Challenge
Copy every line in the records below that contains the word "time".

===== Data for the task

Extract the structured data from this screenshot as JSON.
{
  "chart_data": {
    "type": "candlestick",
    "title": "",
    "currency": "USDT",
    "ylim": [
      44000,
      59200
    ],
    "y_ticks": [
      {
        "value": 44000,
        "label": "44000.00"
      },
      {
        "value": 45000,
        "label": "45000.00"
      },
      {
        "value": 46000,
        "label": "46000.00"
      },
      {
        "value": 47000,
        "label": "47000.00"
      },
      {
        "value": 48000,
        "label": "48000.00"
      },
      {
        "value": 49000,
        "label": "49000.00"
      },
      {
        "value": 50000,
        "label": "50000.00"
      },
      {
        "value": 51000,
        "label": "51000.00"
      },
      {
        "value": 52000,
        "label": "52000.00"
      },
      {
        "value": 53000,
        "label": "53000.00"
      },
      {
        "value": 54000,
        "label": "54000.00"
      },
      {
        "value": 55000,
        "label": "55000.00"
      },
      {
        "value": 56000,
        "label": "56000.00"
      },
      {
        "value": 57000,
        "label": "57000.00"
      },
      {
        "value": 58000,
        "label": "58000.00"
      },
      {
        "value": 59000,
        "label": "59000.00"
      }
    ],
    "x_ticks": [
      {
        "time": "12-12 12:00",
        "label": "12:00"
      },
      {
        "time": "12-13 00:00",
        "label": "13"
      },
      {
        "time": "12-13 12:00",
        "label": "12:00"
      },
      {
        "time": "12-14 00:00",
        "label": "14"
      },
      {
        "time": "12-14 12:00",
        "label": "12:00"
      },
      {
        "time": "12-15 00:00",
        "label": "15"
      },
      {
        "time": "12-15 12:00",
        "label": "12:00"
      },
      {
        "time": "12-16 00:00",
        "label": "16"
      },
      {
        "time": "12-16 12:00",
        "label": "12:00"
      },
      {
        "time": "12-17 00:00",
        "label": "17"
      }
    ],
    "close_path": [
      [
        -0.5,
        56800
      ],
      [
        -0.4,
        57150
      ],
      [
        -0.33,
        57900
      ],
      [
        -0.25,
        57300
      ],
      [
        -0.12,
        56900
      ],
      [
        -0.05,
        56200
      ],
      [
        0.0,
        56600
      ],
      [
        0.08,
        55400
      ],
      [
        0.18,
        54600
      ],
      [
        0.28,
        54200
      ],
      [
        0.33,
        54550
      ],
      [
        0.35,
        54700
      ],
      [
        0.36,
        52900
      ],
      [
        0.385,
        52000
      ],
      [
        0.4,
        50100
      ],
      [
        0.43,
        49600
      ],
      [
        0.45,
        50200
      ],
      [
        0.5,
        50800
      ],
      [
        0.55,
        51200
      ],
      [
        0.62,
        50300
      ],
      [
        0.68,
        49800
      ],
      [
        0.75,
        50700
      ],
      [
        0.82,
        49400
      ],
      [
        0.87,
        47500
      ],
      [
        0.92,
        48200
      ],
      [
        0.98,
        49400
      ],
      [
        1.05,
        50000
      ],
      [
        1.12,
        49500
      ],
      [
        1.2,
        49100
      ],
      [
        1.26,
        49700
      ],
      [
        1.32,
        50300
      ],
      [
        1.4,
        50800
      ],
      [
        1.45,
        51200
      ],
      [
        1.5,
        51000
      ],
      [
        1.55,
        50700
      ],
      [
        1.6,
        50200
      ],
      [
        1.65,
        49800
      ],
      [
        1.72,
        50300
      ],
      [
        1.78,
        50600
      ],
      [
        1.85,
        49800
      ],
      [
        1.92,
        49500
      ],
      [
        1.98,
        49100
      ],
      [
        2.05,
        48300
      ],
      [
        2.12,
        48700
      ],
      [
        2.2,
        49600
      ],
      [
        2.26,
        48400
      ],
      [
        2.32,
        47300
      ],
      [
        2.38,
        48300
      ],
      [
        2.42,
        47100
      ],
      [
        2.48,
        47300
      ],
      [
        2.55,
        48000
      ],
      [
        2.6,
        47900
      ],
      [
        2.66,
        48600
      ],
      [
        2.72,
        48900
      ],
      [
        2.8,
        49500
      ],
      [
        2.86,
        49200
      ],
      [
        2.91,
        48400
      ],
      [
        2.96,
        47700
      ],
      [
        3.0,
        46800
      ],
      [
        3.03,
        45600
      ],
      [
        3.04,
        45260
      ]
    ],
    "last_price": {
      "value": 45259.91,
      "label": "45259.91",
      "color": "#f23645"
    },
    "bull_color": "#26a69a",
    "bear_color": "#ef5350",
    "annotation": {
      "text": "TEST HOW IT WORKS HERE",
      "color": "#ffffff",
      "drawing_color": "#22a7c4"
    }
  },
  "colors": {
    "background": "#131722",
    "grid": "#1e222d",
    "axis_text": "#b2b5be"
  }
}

==========

Result of the exercise
        "time": "12-12 12:00",
        "time": "12-13 00:00",
        "time": "12-13 12:00",
        "time": "12-14 00:00",
        "time": "12-14 12:00",
        "time": "12-15 00:00",
        "time": "12-15 12:00",
        "time": "12-16 00:00",
        "time": "12-16 12:00",
        "time": "12-17 00:00",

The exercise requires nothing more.